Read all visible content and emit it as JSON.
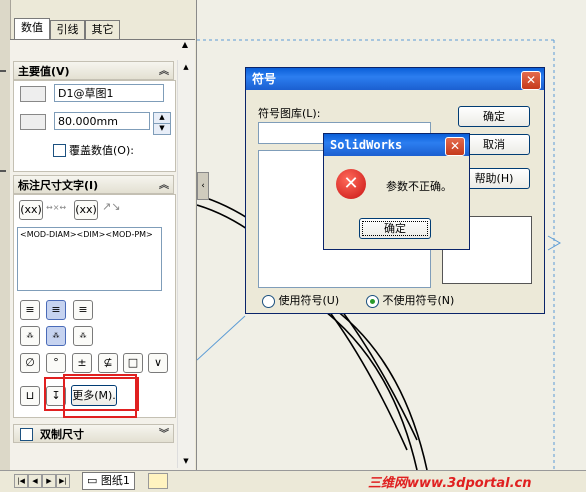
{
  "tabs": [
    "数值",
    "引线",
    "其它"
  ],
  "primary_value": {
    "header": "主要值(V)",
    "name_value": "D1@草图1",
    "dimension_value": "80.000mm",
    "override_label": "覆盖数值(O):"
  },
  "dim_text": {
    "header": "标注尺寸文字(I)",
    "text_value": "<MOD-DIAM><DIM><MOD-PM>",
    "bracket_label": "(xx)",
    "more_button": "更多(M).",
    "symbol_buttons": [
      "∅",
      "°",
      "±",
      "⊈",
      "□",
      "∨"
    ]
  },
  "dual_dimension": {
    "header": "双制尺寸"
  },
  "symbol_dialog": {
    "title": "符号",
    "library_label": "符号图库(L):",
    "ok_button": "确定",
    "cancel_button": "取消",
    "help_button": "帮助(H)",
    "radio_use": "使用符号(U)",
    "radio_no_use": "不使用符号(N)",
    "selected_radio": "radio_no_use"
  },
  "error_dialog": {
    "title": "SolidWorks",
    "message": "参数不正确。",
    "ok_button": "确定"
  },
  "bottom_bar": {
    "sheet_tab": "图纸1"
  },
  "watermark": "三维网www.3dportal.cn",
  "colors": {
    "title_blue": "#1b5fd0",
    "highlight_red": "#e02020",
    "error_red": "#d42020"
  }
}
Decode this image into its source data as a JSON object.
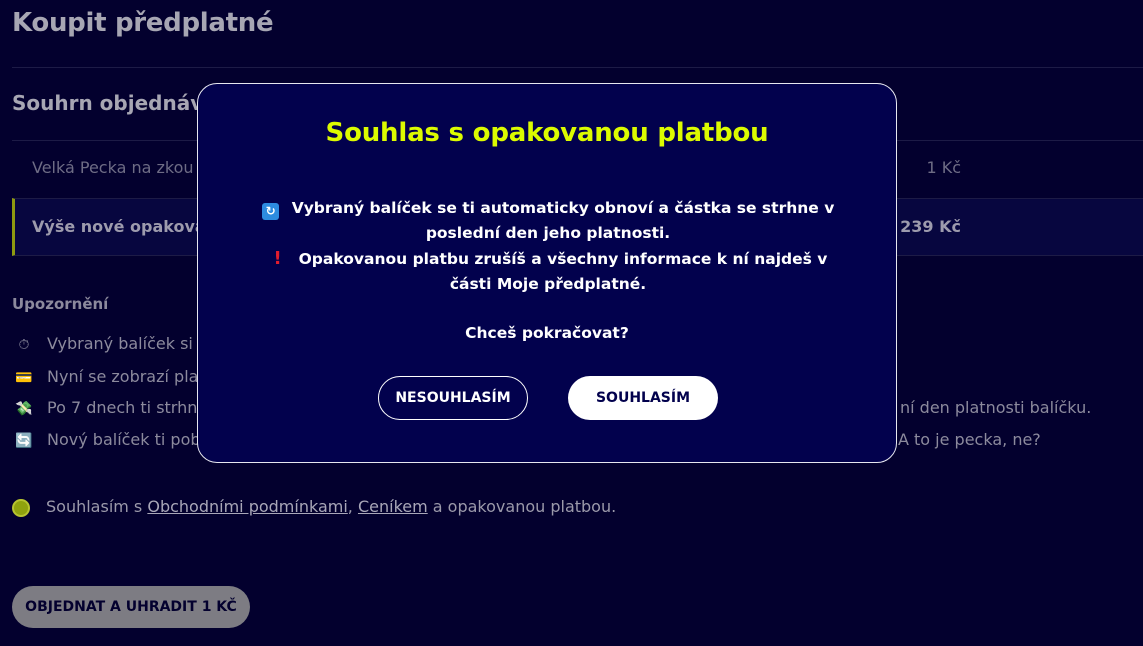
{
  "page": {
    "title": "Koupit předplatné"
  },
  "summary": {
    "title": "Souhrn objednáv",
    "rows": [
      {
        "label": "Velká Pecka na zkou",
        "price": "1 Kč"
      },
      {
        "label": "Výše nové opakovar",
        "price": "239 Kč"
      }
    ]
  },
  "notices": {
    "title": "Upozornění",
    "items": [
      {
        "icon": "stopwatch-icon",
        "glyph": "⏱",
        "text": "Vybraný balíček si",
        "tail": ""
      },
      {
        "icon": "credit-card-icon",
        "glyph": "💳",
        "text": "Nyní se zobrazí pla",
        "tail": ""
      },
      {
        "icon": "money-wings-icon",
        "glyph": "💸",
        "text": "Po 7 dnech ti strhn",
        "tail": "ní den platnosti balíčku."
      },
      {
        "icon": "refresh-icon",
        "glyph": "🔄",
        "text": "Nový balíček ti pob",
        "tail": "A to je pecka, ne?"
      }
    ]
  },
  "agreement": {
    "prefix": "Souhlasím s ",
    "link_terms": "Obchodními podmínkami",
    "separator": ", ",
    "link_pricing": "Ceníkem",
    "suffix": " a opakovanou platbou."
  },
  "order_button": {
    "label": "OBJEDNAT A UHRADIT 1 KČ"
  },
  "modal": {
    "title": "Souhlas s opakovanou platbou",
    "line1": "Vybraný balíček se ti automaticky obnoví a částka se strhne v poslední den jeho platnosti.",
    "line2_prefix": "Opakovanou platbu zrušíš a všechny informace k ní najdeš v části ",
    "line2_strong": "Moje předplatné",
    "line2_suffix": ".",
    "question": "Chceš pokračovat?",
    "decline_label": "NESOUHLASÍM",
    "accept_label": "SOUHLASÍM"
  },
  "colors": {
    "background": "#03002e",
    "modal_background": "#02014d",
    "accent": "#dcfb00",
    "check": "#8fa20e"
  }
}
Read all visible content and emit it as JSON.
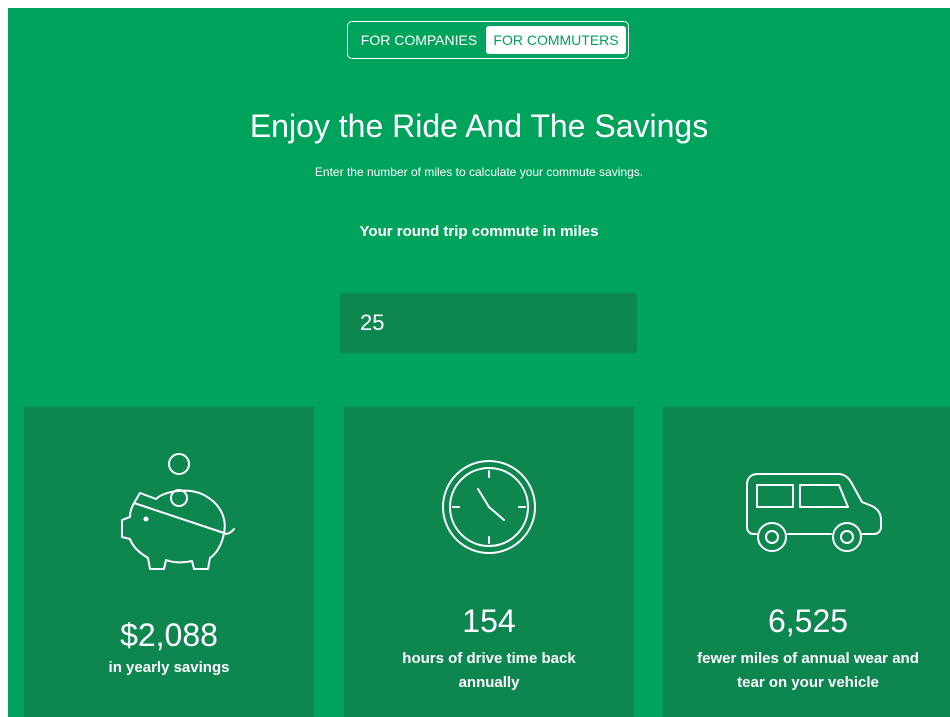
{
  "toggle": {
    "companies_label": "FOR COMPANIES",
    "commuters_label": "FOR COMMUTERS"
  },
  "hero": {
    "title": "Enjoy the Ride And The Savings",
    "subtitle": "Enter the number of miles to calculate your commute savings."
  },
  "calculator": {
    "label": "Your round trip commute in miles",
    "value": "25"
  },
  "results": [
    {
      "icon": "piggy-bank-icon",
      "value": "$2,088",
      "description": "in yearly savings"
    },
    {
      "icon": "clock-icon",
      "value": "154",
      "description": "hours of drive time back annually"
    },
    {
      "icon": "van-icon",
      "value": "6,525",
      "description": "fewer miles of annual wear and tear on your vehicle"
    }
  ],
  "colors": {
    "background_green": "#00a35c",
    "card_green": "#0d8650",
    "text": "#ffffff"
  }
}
* * * * *
→ **Prompt**
Copy every line above in which the string "header" shows up.

→ **Full response**
    "header": "主要值(V)",
    "header": "标注尺寸文字(I)",
    "header": "双制尺寸"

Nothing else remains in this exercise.